* START Stored data *
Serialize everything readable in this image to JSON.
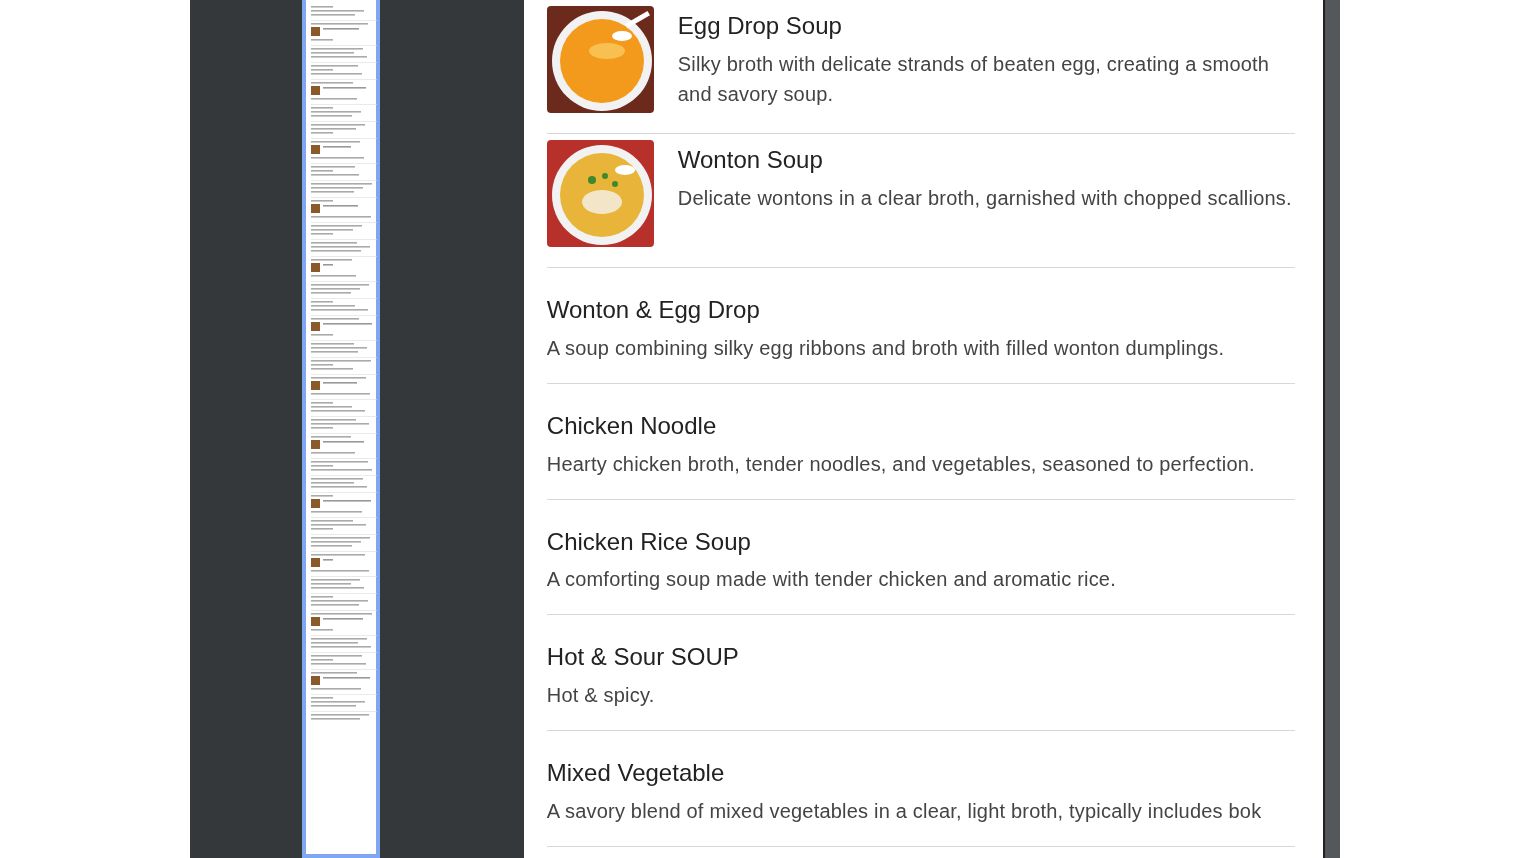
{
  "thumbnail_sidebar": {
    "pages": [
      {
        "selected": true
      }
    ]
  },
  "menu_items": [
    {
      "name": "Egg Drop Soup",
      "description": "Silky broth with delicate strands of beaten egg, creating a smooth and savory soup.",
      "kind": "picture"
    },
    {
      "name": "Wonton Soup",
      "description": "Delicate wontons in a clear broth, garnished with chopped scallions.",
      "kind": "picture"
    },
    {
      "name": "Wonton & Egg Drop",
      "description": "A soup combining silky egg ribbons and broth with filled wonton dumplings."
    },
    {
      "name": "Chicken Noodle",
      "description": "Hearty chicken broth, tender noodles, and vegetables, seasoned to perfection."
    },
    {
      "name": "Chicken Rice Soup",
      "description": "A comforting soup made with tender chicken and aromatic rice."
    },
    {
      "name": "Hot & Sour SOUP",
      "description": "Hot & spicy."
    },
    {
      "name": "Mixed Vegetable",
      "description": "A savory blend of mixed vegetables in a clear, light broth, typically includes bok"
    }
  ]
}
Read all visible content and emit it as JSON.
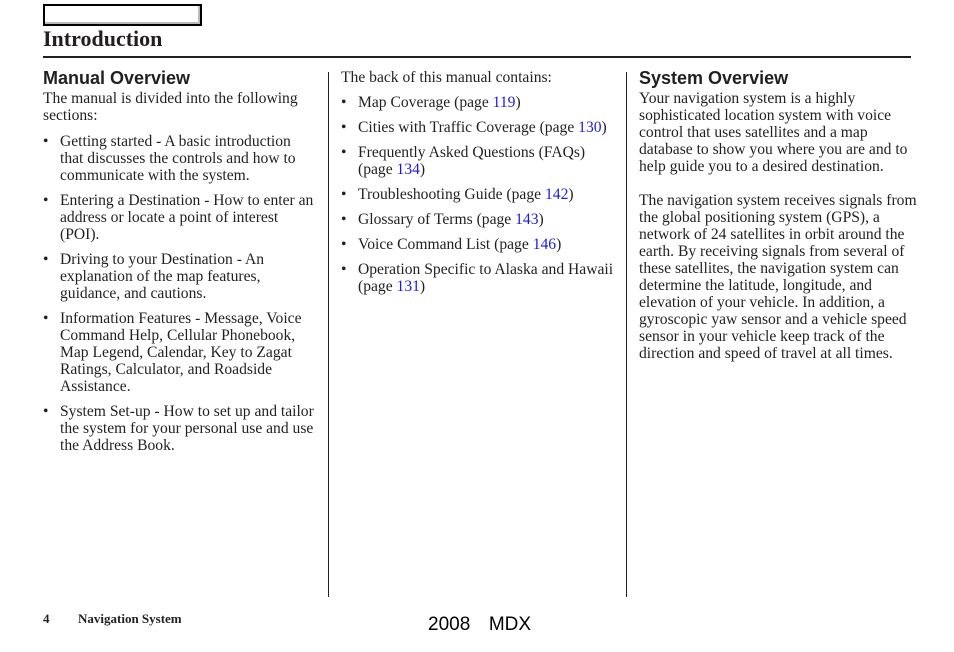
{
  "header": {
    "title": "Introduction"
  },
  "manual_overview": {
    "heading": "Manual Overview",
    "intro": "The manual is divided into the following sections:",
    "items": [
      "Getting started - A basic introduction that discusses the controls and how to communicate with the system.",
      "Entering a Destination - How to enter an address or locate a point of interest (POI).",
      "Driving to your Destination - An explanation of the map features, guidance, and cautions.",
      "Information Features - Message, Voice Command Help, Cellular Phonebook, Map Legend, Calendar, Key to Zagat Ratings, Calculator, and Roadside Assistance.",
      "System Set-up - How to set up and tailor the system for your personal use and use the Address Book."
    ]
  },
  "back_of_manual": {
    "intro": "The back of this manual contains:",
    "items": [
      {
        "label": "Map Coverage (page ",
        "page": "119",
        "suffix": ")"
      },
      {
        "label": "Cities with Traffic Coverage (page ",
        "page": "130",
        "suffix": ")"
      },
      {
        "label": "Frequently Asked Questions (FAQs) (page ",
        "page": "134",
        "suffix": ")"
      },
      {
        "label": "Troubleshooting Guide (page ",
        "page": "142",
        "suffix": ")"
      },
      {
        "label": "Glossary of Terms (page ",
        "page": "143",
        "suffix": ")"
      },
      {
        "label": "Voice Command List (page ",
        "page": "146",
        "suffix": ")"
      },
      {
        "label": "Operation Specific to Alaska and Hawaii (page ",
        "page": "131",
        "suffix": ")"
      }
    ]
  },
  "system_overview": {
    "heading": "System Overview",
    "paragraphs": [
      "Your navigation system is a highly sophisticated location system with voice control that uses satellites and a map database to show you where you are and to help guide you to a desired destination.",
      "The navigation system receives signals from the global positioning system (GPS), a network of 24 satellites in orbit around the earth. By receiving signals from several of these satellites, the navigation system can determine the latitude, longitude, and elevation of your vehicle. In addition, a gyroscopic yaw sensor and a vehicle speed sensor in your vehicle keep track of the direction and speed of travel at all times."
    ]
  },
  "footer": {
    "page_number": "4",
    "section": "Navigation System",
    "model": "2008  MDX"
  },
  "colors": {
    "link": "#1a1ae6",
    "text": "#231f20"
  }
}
* END Stored data *
* START Stored data *
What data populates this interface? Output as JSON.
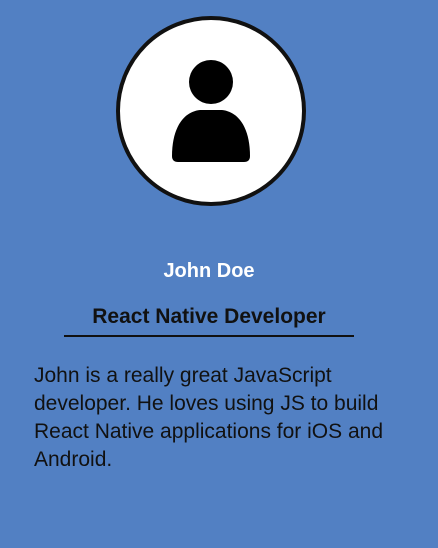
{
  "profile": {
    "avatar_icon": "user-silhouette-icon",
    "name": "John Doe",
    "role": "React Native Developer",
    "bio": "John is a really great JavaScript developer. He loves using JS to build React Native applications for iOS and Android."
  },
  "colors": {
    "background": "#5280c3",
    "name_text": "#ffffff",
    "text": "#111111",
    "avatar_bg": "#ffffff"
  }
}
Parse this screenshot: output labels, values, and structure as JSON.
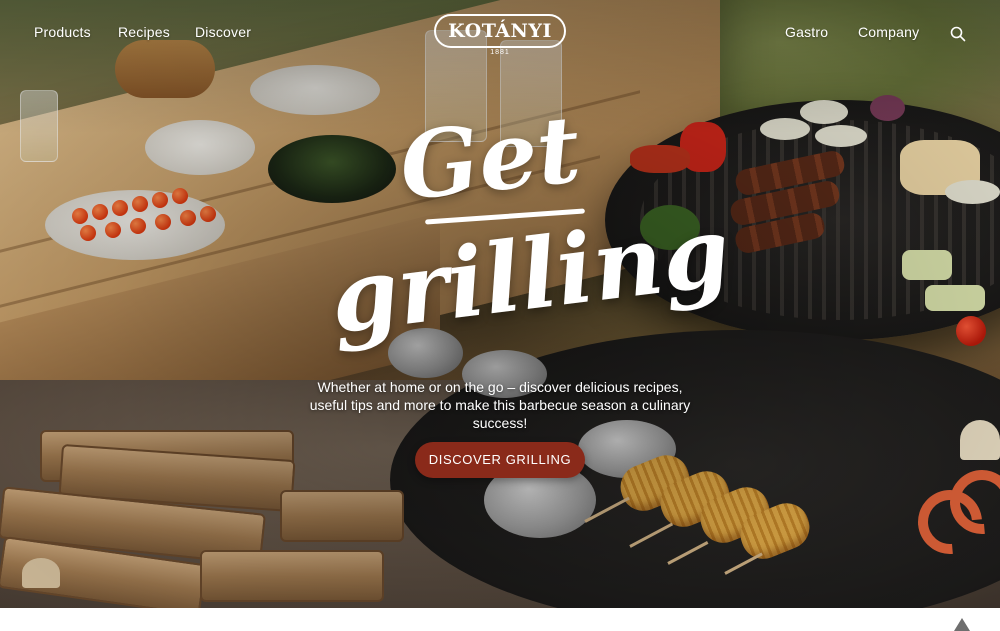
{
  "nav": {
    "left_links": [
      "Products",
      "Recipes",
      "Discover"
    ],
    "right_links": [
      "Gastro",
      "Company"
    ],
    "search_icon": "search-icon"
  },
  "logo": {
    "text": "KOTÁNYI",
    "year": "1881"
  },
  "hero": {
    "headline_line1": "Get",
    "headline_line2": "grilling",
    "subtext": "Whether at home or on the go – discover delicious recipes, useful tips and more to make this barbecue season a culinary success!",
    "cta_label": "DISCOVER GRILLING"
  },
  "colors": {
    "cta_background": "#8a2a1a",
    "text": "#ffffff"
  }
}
* END Stored data *
Show every line from the entries above in which the word "tender" appears.

      "description": "Hearty chicken broth, tender noodles, and vegetables, seasoned to perfection."
      "description": "A comforting soup made with tender chicken and aromatic rice."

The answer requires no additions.